PROVIDED ENTRIES:
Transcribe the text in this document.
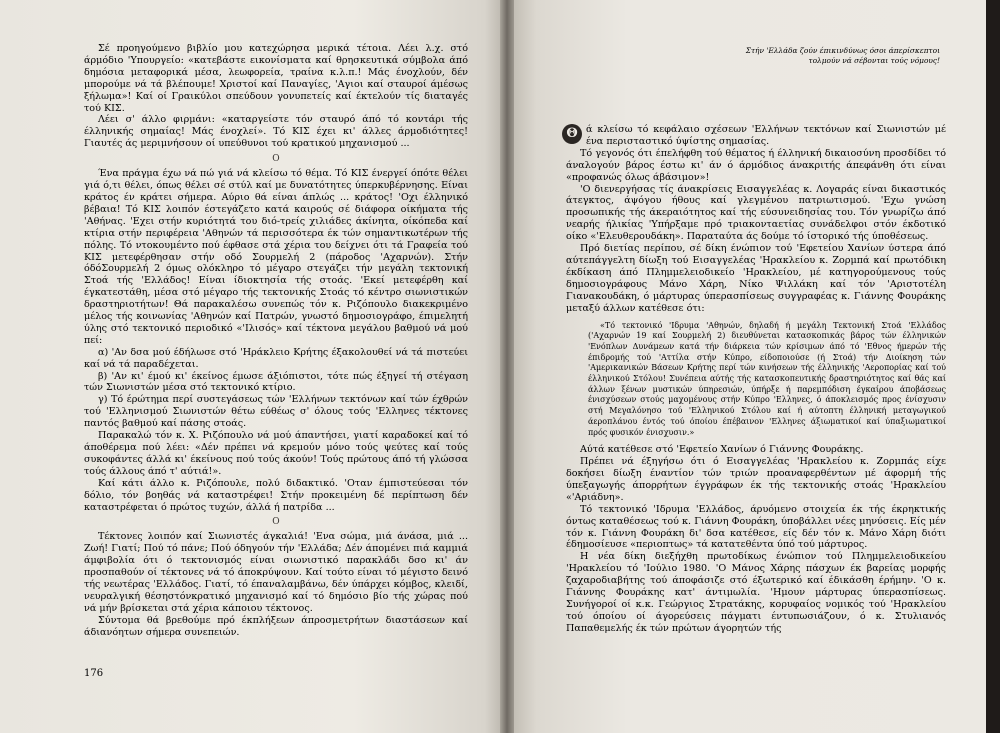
Σέ προηγούμενο βιβλίο μου κατεχώρησα μερικά τέτοια. Λέει λ.χ. στό άρμόδιο 'Υπουργείο: «κατεβάστε εικονίσματα καί θρησκευτικά σύμβολα άπό δημόσια μεταφορικά μέσα, λεωφορεία, τραίνα κ.λ.π.! Μάς ένοχλούν, δέν μπορούμε νά τά βλέπουμε! Χριστοί καί Παναγίες, 'Αγιοι καί σταυροί άμέσως ξήλωμα»! Καί οί Γραικύλοι σπεύδουν γονυπετείς καί έκτελούν τίς διαταγές τού ΚΙΣ.

Λέει σ' άλλο φιρμάνι: «καταργείστε τόν σταυρό άπό τό κοντάρι τής έλληνικής σημαίας! Μάς ένοχλεί». Τό ΚΙΣ έχει κι' άλλες άρμοδιότητες! Γιαυτές άς μεριμνήσουν οί υπεύθυνοι τού κρατικού μηχανισμού ...

O

Ένα πράγμα έχω νά πώ γιά νά κλείσω τό θέμα. Τό ΚΙΣ ένεργεί όπότε θέλει γιά ό,τι θέλει, όπως θέλει σέ στύλ καί με δυνατότητες ύπερκυβέρνησης. Είναι κράτος έν κράτει σήμερα. Αύριο θά είναι άπλώς ... κράτος! 'Οχι έλληνικό βέβαια! Τό ΚΙΣ λοιπόν έστεγάζετο κατά καιρούς σέ διάφορα οίκήματα τής 'Αθήνας. 'Εχει στήν κυριότητά του διό-τρείς χιλιάδες άκίνητα, οίκόπεδα καί κτίρια στήν περιφέρεια 'Αθηνών τά περισσότερα έκ τών σημαντικωτέρων τής πόλης. Τό ντοκουμέντο πού έφθασε στά χέρια του δείχνει ότι τά Γραφεία τού ΚΙΣ μετεφέρθησαν στήν οδό Σουρμελή 2 (πάροδος 'Αχαρνών). Στήν όδόΣουρμελή 2 όμως ολόκληρο τό μέγαρο στεγάζει τήν μεγάλη τεκτονική Στοά τής 'Ελλάδος! Είναι ίδιοκτησία τής στοάς. 'Εκεί μετεφέρθη καί έγκατεστάθη, μέσα στό μέγαρο τής τεκτονικής Στοάς τό κέντρο σιωνιστικών δραστηριοτήτων! Θά παρακαλέσω συνεπώς τόν κ. Ριζόπουλο διακεκριμένο μέλος τής κοινωνίας 'Αθηνών καί Πατρών, γνωστό δημοσιογράφο, έπιμελητή ύλης στό τεκτονικό περιοδικό «'Ιλισός» καί τέκτονα μεγάλου βαθμού νά μού πεί:

α) 'Αν δσα μού έδήλωσε στό 'Ηράκλειο Κρήτης έξακολουθεί νά τά πιστεύει καί νά τά παραδέχεται.

β) 'Αν κι' έμού κι' έκείνος έμωσε άξιόπιστοι, τότε πώς έξηγεί τή στέγαση τών Σιωνιστών μέσα στό τεκτονικό κτίριο.

γ) Τό έρώτημα περί συστεγάσεως τών 'Ελλήνων τεκτόνων καί τών έχθρών τού 'Ελληνισμού Σιωνιστών θέτω εύθέως σ' όλους τούς 'Ελληνες τέκτονες παντός βαθμού καί πάσης στοάς.

Παρακαλώ τόν κ. Χ. Ριζόπουλο νά μού άπαντήσει, γιατί καραδοκεί καί τό άποθέρεμα πού λέει: «Δέν πρέπει νά κρεμούν μόνο τούς ψεύτες καί τούς συκοφάντες άλλά κι' έκείνους πού τούς άκούν! Τούς πρώτους άπό τή γλώσσα τούς άλλους άπό τ' αύτιά!».

Καί κάτι άλλο κ. Ριζόπουλε, πολύ διδακτικό. 'Οταν έμπιστεύεσαι τόν δόλιο, τόν βοηθάς νά καταστρέφει! Στήν προκειμένη δέ περίπτωση δέν καταστρέφεται ό πρώτος τυχών, άλλά ή πατρίδα ...

O

Τέκτονες λοιπόν καί Σιωνιστές άγκαλιά! 'Ενα σώμα, μιά άνάσα, μιά ... Ζωή! Γιατί; Πού τό πάνε; Πού όδηγούν τήν 'Ελλάδα; Δέν άπομένει πιά καμμιά άμφιβολία ότι ό τεκτονισμός είναι σιωνιστικό παρακλάδι δσο κι' άν προσπαθούν οί τέκτονες νά τό άποκρύψουν. Καί τούτο είναι τό μέγιστο δεινό τής νεωτέρας 'Ελλάδος. Γιατί, τό έπαναλαμβάνω, δέν ύπάρχει κόμβος, κλειδί, νευραλγική θέσηστόνκρατικό μηχανισμό καί τό δημόσιο βίο τής χώρας πού νά μήν βρίσκεται στά χέρια κάποιου τέκτονος.

Σύντομα θά βρεθούμε πρό έκπλήξεων άπροσμετρήτων διαστάσεων καί άδιανόητων σήμερα συνεπειών.

176
Στήν 'Ελλάδα ζούν έπικινδύνως όσοι άπερίσκεπτοι
τολμούν νά σέβονται τούς νόμους!

Θ ά κλείσω τό κεφάλαιο σχέσεων 'Ελλήνων τεκτόνων καί Σιωνιστών μέ ένα περισταστικό ύψίστης σημασίας.

Τό γεγονός ότι έπελήφθη τού θέματος ή έλληνική δικαιοσύνη προσδίδει τό άναλογούν βάρος έστω κι' άν ό άρμόδιος άνακριτής άπεφάνθη ότι είναι «προφανώς όλως άβάσιμον»!

'Ο διενεργήσας τίς άνακρίσεις Εισαγγελέας κ. Λογαράς είναι δικαστικός άτεγκτος, άψόγου ήθους καί γλεγμένου πατριωτισμού. 'Εχω γνώση προσωπικής τής άκεραιότητος καί τής εύσυνειδησίας του. Τόν γνωρίζω άπό νεαρής ήλικίας 'Υπήρξαμε πρό τριακονταετίας συνάδελφοι στόν έκδοτικό οίκο «'Ελευθερουδάκη». Παραταύτα άς δούμε τό ίστορικό τής ύποθέσεως.

Πρό διετίας περίπου, σέ δίκη ένώπιον τού 'Εφετείου Χανίων ύστερα άπό αύτεπάγγελτη δίωξη τού Εισαγγελέας 'Ηρακλείου κ. Ζορμπά καί πρωτόδικη έκδίκαση άπό Πλημμελειοδικείο 'Ηρακλείου, μέ κατηγορούμενους τούς δημοσιογράφους Μάνο Χάρη, Νίκο Ψιλλάκη καί τόν 'Αριστοτέλη Γιανακουδάκη, ό μάρτυρας ύπερασπίσεως συγγραφέας κ. Γιάννης Φουράκης μεταξύ άλλων κατέθεσε ότι:

«Τό τεκτονικό 'Ιδρυμα 'Αθηνών, δηλαδή ή μεγάλη Τεκτονική Στοά 'Ελλάδος ('Αχαρνών 19 καί Σουρμελή 2) διευθύνεται κατασκοπικάς βάρος τών έλληνικών 'Ενόπλων Δυνάμεων κατά τήν διάρκεια τών κρίσιμων άπό τό 'Εθνος ήμερών τής έπιδρομής τού 'Αττίλα στήν Κύπρο, είδοποιούσε (ή Στοά) τήν Διοίκηση τών 'Αμερικανικών Βάσεων Κρήτης περί τών κινήσεων τής έλληνικής 'Αεροπορίας καί τού έλληνικού Στόλου! Συνέπεια αύτής τής κατασκοπευτικής δραστηριότητος καί θάς καί άλλων ξένων μυστικών ύπηρεσιών, ύπήρξε ή παρεμπόδιση έγκαίρου άποβάσεως ένισχύσεων στούς μαχομένους στήν Κύπρο 'Ελληνες, ό άποκλεισμός προς ένίσχυσιν στή Μεγαλόνησο τού 'Ελληνικού Στόλου καί ή αύτοπτη έλληνική μεταγωγικού άεροπλάνου έντός τού όποίου έπέβαινον 'Ελληνες άξιωματικοί καί ύπαξιωματικοί πρός φυσικόν ένισχυσιν.»

Αύτά κατέθεσε στό 'Εφετείο Χανίων ό Γιάννης Φουράκης.

Πρέπει νά έξηγήσω ότι ό Εισαγγελέας 'Ηρακλείου κ. Ζορμπάς είχε δοκήσει δίωξη έναντίον τών τριών προαναφερθέντων μέ άφορμή τής ύπεξαγωγής άπορρήτων έγγράφων έκ τής τεκτονικής στοάς 'Ηρακλείου «'Αριάδνη».

Τό τεκτονικό 'Ιδρυμα 'Ελλάδος, άρυόμενο στοιχεία έκ τής έκρηκτικής όντως καταθέσεως τού κ. Γιάννη Φουράκη, ύποβάλλει νέες μηνύσεις. Είς μέν τόν κ. Γιάννη Φουράκη δι' δσα κατέθεσε, είς δέν τόν κ. Μάνο Χάρη διότι έδημοσίευσε «περιοπτως» τά κατατεθέντα ύπό τού μάρτυρος.

Η νέα δίκη διεξήχθη πρωτοδίκως ένώπιον τού Πλημμελειοδικείου 'Ηρακλείου τό 'Ιούλιο 1980. 'Ο Μάνος Χάρης πάσχων έκ βαρείας μορφής ζαχαροδιαβήτης τού άποφάσιζε στό έξωτερικό καί έδικάσθη έρήμην. 'Ο κ. Γιάννης Φουράκης κατ' άντιμωλία. 'Ημουν μάρτυρας ύπερασπίσεως. Συνήγοροί οί κ.κ. Γεώργιος Στρατάκης, κορυφαίος νομικός τού 'Ηρακλείου τού όποίου οί άγορεύσεις πάγματι έντυπωσιάζουν, ό κ. Στυλιανός Παπαθεμελής έκ τών πρώτων άγορητών τής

WORK TO COMPLETE:
Lines of the material that contain the word "άλλά" are to be gathered.

ANSWER TO THIS EXERCISE:
Παρακαλώ τόν κ. Χ. Ριζόπουλο νά μού άπαντήσει, γιατί καραδοκεί καί τό άποθέρεμα πού λέει: «Δέν πρέπει νά κρεμούν μόνο τούς ψεύτες καί τούς συκοφάντες άλλά κι' έκείνους πού τούς άκούν! Τούς πρώτους άπό τή γλώσσα τούς άλλους άπό τ' αύτιά!».
Καί κάτι άλλο κ. Ριζόπουλε, πολύ διδακτικό. 'Οταν έμπιστεύεσαι τόν δόλιο, τόν βοηθάς νά καταστρέφει! Στήν προκειμένη δέ περίπτωση δέν καταστρέφεται ό πρώτος τυχών, άλλά ή πατρίδα ...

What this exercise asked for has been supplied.